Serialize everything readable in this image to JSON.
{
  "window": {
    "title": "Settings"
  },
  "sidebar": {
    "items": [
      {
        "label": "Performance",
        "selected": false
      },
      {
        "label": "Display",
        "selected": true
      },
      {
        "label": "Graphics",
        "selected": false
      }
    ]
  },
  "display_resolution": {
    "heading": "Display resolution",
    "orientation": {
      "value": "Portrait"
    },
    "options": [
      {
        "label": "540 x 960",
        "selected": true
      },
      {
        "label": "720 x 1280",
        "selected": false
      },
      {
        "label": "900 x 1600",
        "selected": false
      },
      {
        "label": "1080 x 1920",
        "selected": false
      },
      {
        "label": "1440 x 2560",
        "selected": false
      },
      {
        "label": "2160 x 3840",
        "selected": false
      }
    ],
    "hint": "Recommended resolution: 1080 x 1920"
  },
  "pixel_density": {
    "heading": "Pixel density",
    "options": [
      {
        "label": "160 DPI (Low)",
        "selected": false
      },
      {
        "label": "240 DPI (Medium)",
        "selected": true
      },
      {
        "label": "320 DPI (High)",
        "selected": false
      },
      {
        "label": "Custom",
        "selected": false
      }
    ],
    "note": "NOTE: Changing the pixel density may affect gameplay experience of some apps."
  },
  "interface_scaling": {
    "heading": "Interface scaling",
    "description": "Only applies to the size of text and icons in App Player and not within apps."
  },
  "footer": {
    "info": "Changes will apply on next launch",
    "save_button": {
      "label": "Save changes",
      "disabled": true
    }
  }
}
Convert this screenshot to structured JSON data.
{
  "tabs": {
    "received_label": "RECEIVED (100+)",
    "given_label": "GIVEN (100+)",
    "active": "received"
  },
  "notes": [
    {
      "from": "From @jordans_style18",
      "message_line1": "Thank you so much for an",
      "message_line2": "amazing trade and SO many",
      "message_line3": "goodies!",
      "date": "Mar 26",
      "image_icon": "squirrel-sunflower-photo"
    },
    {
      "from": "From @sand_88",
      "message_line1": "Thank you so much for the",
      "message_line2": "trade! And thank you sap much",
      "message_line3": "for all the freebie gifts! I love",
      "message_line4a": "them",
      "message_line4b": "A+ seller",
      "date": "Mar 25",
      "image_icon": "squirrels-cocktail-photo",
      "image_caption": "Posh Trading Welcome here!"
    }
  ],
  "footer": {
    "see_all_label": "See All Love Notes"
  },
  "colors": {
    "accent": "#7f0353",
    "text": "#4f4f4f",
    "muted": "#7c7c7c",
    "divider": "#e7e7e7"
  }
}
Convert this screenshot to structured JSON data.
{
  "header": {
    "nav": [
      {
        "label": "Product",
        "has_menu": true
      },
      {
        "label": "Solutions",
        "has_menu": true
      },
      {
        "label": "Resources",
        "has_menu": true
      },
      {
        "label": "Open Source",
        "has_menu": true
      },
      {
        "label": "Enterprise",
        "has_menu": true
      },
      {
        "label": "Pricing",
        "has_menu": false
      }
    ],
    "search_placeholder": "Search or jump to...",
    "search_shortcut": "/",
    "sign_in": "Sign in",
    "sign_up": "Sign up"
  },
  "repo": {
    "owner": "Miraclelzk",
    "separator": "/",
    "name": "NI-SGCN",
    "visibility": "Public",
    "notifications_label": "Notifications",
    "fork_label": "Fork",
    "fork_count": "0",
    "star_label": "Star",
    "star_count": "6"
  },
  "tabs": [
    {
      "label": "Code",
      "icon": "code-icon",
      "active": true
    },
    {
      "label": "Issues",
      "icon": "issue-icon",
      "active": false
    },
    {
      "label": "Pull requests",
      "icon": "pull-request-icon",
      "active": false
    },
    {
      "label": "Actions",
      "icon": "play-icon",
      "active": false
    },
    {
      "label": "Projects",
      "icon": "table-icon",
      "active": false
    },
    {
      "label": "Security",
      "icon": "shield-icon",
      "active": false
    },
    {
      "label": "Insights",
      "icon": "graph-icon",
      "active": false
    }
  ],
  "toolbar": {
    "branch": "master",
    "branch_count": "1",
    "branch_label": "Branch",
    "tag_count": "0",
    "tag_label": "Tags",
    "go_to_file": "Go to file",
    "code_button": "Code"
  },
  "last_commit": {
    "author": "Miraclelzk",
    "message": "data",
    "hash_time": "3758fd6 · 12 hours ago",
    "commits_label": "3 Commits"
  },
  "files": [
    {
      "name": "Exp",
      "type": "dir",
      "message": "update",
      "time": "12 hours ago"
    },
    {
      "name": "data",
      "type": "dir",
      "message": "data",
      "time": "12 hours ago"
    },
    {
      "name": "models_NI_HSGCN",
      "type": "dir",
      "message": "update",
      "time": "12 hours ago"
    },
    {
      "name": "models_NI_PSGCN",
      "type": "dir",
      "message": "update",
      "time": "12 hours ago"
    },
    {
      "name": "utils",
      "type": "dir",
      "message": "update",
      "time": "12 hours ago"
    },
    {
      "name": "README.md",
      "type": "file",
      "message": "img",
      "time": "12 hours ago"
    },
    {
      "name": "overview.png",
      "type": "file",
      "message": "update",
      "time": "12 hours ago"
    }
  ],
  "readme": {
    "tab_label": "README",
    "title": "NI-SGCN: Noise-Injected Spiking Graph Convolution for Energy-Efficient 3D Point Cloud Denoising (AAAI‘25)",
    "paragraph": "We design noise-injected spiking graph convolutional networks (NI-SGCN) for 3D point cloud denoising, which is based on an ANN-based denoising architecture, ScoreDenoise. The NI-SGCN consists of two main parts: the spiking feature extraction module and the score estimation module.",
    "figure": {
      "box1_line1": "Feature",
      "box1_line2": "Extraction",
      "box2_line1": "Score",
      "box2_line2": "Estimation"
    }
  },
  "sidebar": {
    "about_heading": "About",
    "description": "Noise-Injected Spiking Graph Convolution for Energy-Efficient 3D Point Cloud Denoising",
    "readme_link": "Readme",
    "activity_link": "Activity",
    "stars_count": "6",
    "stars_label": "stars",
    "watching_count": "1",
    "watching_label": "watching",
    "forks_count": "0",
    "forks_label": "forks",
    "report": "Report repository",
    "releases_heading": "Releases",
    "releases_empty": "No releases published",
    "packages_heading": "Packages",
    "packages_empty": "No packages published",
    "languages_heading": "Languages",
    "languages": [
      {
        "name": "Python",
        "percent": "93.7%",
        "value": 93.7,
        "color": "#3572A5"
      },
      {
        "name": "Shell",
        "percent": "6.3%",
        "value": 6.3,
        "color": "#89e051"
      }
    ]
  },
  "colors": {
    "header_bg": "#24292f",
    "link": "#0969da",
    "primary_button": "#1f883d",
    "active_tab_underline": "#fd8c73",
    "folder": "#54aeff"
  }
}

Instruction >> Scan the material above and determine how many lines include the word "title"; report only the number.

Written response >> 2